## Begin DATASET EXCERPTS

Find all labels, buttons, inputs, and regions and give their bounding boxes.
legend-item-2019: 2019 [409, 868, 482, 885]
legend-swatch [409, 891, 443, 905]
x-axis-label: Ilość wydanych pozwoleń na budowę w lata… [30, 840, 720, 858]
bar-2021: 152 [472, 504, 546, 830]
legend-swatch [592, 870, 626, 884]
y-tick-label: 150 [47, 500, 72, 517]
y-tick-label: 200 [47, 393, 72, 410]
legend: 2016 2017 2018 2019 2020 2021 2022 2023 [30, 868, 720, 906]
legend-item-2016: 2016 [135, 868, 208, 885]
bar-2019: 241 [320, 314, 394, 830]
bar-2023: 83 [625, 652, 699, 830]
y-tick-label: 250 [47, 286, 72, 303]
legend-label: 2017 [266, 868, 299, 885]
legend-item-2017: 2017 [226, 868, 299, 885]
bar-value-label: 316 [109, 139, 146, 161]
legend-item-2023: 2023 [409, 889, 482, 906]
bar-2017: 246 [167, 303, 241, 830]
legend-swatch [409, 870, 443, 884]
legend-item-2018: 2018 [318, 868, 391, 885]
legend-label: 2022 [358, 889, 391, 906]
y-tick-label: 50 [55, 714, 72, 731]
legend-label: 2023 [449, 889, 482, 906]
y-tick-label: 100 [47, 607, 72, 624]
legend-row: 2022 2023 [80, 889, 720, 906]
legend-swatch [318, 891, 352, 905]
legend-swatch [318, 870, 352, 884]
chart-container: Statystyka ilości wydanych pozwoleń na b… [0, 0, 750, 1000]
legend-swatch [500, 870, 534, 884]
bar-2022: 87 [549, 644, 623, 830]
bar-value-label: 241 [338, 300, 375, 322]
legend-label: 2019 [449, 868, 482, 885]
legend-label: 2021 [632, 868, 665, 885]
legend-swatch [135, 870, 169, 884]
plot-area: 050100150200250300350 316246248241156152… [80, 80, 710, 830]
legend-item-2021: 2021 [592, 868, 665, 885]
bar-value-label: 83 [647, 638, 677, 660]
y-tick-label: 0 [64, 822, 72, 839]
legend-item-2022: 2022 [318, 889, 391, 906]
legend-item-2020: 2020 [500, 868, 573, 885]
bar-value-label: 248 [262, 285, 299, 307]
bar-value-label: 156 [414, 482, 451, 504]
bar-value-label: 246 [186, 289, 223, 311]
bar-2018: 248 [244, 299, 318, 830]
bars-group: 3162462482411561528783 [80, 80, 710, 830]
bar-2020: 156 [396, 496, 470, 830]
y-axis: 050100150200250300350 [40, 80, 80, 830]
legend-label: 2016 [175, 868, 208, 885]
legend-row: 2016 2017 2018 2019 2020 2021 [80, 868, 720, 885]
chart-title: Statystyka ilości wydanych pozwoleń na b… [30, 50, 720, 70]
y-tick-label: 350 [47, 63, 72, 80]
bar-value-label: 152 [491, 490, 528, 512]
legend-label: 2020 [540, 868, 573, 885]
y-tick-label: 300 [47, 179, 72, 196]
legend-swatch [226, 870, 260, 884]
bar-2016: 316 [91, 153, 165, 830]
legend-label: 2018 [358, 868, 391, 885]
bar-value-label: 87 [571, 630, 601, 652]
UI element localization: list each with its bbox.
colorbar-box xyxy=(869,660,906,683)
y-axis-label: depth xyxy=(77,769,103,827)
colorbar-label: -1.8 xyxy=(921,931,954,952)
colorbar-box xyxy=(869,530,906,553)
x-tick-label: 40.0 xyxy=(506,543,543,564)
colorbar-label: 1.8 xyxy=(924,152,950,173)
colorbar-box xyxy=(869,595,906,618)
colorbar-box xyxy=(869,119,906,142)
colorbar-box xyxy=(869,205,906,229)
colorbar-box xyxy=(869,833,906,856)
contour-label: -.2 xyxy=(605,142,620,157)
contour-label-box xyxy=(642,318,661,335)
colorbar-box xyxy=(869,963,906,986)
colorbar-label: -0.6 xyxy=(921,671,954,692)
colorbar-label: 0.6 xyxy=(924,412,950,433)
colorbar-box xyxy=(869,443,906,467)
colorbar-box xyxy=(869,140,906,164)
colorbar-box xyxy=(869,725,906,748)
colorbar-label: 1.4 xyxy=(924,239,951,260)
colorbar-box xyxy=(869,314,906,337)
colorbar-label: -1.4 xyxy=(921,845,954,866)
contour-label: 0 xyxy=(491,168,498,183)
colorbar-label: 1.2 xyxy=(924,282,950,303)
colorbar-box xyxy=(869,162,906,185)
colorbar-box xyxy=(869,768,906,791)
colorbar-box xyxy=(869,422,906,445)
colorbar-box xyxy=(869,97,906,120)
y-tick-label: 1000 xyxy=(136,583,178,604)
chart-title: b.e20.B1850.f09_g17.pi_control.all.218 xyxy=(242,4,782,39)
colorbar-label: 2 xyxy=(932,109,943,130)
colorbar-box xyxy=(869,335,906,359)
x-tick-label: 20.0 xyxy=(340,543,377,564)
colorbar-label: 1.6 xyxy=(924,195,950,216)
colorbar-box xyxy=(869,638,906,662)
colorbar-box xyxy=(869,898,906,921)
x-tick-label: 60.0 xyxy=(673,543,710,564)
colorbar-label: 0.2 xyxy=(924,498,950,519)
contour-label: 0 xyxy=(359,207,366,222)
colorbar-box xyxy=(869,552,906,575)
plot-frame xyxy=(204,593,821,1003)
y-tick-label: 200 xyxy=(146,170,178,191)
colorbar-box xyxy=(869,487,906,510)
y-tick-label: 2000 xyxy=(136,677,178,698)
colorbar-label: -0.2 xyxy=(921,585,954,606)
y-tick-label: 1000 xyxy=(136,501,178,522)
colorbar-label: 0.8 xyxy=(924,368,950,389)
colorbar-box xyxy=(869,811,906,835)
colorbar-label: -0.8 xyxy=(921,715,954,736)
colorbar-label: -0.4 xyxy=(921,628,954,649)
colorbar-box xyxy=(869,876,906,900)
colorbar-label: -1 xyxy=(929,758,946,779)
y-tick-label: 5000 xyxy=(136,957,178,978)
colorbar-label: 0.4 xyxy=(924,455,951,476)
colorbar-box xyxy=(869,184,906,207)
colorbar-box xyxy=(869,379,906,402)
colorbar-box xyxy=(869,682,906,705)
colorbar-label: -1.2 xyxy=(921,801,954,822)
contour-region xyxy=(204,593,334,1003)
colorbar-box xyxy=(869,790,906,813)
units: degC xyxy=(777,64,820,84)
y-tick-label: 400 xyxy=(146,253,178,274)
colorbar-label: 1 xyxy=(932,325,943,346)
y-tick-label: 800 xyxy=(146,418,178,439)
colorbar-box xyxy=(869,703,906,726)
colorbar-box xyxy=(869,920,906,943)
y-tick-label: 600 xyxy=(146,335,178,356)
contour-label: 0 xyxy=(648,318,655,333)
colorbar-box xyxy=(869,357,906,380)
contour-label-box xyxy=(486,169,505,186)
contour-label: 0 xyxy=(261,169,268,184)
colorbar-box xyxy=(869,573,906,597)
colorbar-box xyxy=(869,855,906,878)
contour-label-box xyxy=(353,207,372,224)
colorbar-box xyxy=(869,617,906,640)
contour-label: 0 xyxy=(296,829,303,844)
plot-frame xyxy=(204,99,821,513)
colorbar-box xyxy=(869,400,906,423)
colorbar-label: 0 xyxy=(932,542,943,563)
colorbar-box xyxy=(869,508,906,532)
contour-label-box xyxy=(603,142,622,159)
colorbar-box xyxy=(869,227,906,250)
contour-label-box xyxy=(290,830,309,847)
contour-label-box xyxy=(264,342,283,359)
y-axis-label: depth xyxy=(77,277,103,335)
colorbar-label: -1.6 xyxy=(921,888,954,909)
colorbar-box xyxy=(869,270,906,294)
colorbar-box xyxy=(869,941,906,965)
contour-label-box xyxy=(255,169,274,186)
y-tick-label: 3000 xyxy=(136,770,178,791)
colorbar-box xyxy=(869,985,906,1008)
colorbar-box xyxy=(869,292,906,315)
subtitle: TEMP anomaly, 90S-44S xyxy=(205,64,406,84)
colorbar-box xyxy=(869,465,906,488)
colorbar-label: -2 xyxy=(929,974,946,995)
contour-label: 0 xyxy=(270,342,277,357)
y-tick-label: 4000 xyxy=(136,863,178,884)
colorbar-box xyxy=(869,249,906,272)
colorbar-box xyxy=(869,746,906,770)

## End DATASET EXCERPTS

Copy the data word for word, from its first line up to and including the line that contains "bar-value-label: 83 [647, 638, 677, 660]".

ANSWER TO THIS PROBLEM:
Find all labels, buttons, inputs, and regions and give their bounding boxes.
legend-item-2019: 2019 [409, 868, 482, 885]
legend-swatch [409, 891, 443, 905]
x-axis-label: Ilość wydanych pozwoleń na budowę w lata… [30, 840, 720, 858]
bar-2021: 152 [472, 504, 546, 830]
legend-swatch [592, 870, 626, 884]
y-tick-label: 150 [47, 500, 72, 517]
y-tick-label: 200 [47, 393, 72, 410]
legend: 2016 2017 2018 2019 2020 2021 2022 2023 [30, 868, 720, 906]
legend-item-2016: 2016 [135, 868, 208, 885]
bar-2019: 241 [320, 314, 394, 830]
bar-2023: 83 [625, 652, 699, 830]
y-tick-label: 250 [47, 286, 72, 303]
legend-label: 2017 [266, 868, 299, 885]
legend-item-2017: 2017 [226, 868, 299, 885]
bar-value-label: 316 [109, 139, 146, 161]
legend-item-2023: 2023 [409, 889, 482, 906]
bar-2017: 246 [167, 303, 241, 830]
legend-swatch [409, 870, 443, 884]
legend-item-2018: 2018 [318, 868, 391, 885]
legend-label: 2022 [358, 889, 391, 906]
y-tick-label: 50 [55, 714, 72, 731]
legend-label: 2023 [449, 889, 482, 906]
y-tick-label: 100 [47, 607, 72, 624]
legend-row: 2022 2023 [80, 889, 720, 906]
legend-swatch [318, 891, 352, 905]
legend-swatch [318, 870, 352, 884]
chart-container: Statystyka ilości wydanych pozwoleń na b… [0, 0, 750, 1000]
legend-swatch [500, 870, 534, 884]
bar-2022: 87 [549, 644, 623, 830]
bar-value-label: 241 [338, 300, 375, 322]
legend-label: 2019 [449, 868, 482, 885]
legend-label: 2021 [632, 868, 665, 885]
legend-swatch [135, 870, 169, 884]
plot-area: 050100150200250300350 316246248241156152… [80, 80, 710, 830]
legend-item-2021: 2021 [592, 868, 665, 885]
bar-value-label: 83 [647, 638, 677, 660]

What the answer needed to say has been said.